_Given exercise_
Type out every line below exactly as it reads.

_Data shown_
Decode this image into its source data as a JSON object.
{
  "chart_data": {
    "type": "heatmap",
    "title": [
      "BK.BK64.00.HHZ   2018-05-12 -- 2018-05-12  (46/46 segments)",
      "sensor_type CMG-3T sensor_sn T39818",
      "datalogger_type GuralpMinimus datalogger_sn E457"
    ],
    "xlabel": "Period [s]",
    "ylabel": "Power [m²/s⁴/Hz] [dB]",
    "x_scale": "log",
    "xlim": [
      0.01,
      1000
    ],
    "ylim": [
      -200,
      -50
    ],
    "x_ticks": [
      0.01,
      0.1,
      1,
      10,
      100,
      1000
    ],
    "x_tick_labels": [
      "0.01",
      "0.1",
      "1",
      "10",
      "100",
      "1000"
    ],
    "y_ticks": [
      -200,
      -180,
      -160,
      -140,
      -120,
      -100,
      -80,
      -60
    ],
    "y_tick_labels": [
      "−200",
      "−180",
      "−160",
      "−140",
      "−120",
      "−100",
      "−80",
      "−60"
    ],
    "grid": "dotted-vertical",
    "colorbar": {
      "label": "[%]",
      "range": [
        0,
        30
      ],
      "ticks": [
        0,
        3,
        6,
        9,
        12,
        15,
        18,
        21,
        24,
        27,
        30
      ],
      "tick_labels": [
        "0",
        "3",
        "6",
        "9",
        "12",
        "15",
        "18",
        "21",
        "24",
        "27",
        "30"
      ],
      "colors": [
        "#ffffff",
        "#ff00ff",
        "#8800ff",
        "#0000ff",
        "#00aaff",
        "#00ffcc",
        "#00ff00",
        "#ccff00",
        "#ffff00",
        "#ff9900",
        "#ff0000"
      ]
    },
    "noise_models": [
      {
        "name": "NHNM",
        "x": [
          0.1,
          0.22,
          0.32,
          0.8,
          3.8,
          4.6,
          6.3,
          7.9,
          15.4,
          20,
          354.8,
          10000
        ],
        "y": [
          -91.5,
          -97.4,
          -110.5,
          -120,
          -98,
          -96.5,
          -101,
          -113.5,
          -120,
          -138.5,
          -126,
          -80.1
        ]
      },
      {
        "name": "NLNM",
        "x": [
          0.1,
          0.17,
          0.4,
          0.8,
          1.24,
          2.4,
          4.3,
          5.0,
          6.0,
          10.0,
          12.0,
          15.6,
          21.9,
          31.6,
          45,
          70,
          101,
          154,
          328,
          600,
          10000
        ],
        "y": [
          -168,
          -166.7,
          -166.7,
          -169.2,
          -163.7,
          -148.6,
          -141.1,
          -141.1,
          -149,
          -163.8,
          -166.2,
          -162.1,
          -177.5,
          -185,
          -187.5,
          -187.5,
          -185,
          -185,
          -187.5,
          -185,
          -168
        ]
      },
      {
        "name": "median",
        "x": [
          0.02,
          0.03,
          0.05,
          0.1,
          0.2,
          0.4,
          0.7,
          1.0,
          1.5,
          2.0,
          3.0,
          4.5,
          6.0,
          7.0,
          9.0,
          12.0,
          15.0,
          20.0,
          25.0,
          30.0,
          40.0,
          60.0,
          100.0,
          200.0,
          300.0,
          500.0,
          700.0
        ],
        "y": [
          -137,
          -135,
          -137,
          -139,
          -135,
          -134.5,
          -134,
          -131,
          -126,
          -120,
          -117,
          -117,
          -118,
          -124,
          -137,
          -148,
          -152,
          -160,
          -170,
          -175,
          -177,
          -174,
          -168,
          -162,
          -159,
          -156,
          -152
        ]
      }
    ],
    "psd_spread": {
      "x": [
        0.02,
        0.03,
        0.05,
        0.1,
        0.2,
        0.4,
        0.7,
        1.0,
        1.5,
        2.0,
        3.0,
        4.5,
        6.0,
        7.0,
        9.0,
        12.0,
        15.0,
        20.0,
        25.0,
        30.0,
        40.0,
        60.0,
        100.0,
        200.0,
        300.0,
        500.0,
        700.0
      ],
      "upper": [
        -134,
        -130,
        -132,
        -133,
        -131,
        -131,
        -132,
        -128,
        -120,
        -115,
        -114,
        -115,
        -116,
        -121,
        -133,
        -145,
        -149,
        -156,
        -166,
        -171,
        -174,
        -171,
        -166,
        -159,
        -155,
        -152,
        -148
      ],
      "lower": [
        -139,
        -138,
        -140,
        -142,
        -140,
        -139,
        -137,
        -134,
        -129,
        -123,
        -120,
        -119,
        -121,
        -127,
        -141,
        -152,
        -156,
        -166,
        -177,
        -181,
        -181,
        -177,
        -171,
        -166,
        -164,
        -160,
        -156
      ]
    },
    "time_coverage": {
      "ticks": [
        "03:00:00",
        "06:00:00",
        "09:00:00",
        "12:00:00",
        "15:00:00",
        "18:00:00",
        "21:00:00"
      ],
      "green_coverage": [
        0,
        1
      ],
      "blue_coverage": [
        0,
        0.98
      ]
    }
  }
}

_Written reply_
Decode this image into its source data as a JSON object.
{
  "chart_data": {
    "type": "heatmap",
    "title": [
      "BK.BK64.00.HHZ   2018-05-12 -- 2018-05-12  (46/46 segments)",
      "sensor_type CMG-3T sensor_sn T39818",
      "datalogger_type GuralpMinimus datalogger_sn E457"
    ],
    "xlabel": "Period [s]",
    "ylabel": "Power [m²/s⁴/Hz] [dB]",
    "x_scale": "log",
    "xlim": [
      0.01,
      1000
    ],
    "ylim": [
      -200,
      -50
    ],
    "x_ticks": [
      0.01,
      0.1,
      1,
      10,
      100,
      1000
    ],
    "x_tick_labels": [
      "0.01",
      "0.1",
      "1",
      "10",
      "100",
      "1000"
    ],
    "y_ticks": [
      -200,
      -180,
      -160,
      -140,
      -120,
      -100,
      -80,
      -60
    ],
    "y_tick_labels": [
      "−200",
      "−180",
      "−160",
      "−140",
      "−120",
      "−100",
      "−80",
      "−60"
    ],
    "grid": "dotted-vertical",
    "colorbar": {
      "label": "[%]",
      "range": [
        0,
        30
      ],
      "ticks": [
        0,
        3,
        6,
        9,
        12,
        15,
        18,
        21,
        24,
        27,
        30
      ],
      "tick_labels": [
        "0",
        "3",
        "6",
        "9",
        "12",
        "15",
        "18",
        "21",
        "24",
        "27",
        "30"
      ],
      "colors": [
        "#ffffff",
        "#ff00ff",
        "#8800ff",
        "#0000ff",
        "#00aaff",
        "#00ffcc",
        "#00ff00",
        "#ccff00",
        "#ffff00",
        "#ff9900",
        "#ff0000"
      ]
    },
    "noise_models": [
      {
        "name": "NHNM",
        "x": [
          0.1,
          0.22,
          0.32,
          0.8,
          3.8,
          4.6,
          6.3,
          7.9,
          15.4,
          20,
          354.8,
          10000
        ],
        "y": [
          -91.5,
          -97.4,
          -110.5,
          -120,
          -98,
          -96.5,
          -101,
          -113.5,
          -120,
          -138.5,
          -126,
          -80.1
        ]
      },
      {
        "name": "NLNM",
        "x": [
          0.1,
          0.17,
          0.4,
          0.8,
          1.24,
          2.4,
          4.3,
          5.0,
          6.0,
          10.0,
          12.0,
          15.6,
          21.9,
          31.6,
          45,
          70,
          101,
          154,
          328,
          600,
          10000
        ],
        "y": [
          -168,
          -166.7,
          -166.7,
          -169.2,
          -163.7,
          -148.6,
          -141.1,
          -141.1,
          -149,
          -163.8,
          -166.2,
          -162.1,
          -177.5,
          -185,
          -187.5,
          -187.5,
          -185,
          -185,
          -187.5,
          -185,
          -168
        ]
      },
      {
        "name": "median",
        "x": [
          0.02,
          0.03,
          0.05,
          0.1,
          0.2,
          0.4,
          0.7,
          1.0,
          1.5,
          2.0,
          3.0,
          4.5,
          6.0,
          7.0,
          9.0,
          12.0,
          15.0,
          20.0,
          25.0,
          30.0,
          40.0,
          60.0,
          100.0,
          200.0,
          300.0,
          500.0,
          700.0
        ],
        "y": [
          -137,
          -135,
          -137,
          -139,
          -135,
          -134.5,
          -134,
          -131,
          -126,
          -120,
          -117,
          -117,
          -118,
          -124,
          -137,
          -148,
          -152,
          -160,
          -170,
          -175,
          -177,
          -174,
          -168,
          -162,
          -159,
          -156,
          -152
        ]
      }
    ],
    "psd_spread": {
      "x": [
        0.02,
        0.03,
        0.05,
        0.1,
        0.2,
        0.4,
        0.7,
        1.0,
        1.5,
        2.0,
        3.0,
        4.5,
        6.0,
        7.0,
        9.0,
        12.0,
        15.0,
        20.0,
        25.0,
        30.0,
        40.0,
        60.0,
        100.0,
        200.0,
        300.0,
        500.0,
        700.0
      ],
      "upper": [
        -134,
        -130,
        -132,
        -133,
        -131,
        -131,
        -132,
        -128,
        -120,
        -115,
        -114,
        -115,
        -116,
        -121,
        -133,
        -145,
        -149,
        -156,
        -166,
        -171,
        -174,
        -171,
        -166,
        -159,
        -155,
        -152,
        -148
      ],
      "lower": [
        -139,
        -138,
        -140,
        -142,
        -140,
        -139,
        -137,
        -134,
        -129,
        -123,
        -120,
        -119,
        -121,
        -127,
        -141,
        -152,
        -156,
        -166,
        -177,
        -181,
        -181,
        -177,
        -171,
        -166,
        -164,
        -160,
        -156
      ]
    },
    "time_coverage": {
      "ticks": [
        "03:00:00",
        "06:00:00",
        "09:00:00",
        "12:00:00",
        "15:00:00",
        "18:00:00",
        "21:00:00"
      ],
      "green_coverage": [
        0,
        1
      ],
      "blue_coverage": [
        0,
        0.98
      ]
    }
  }
}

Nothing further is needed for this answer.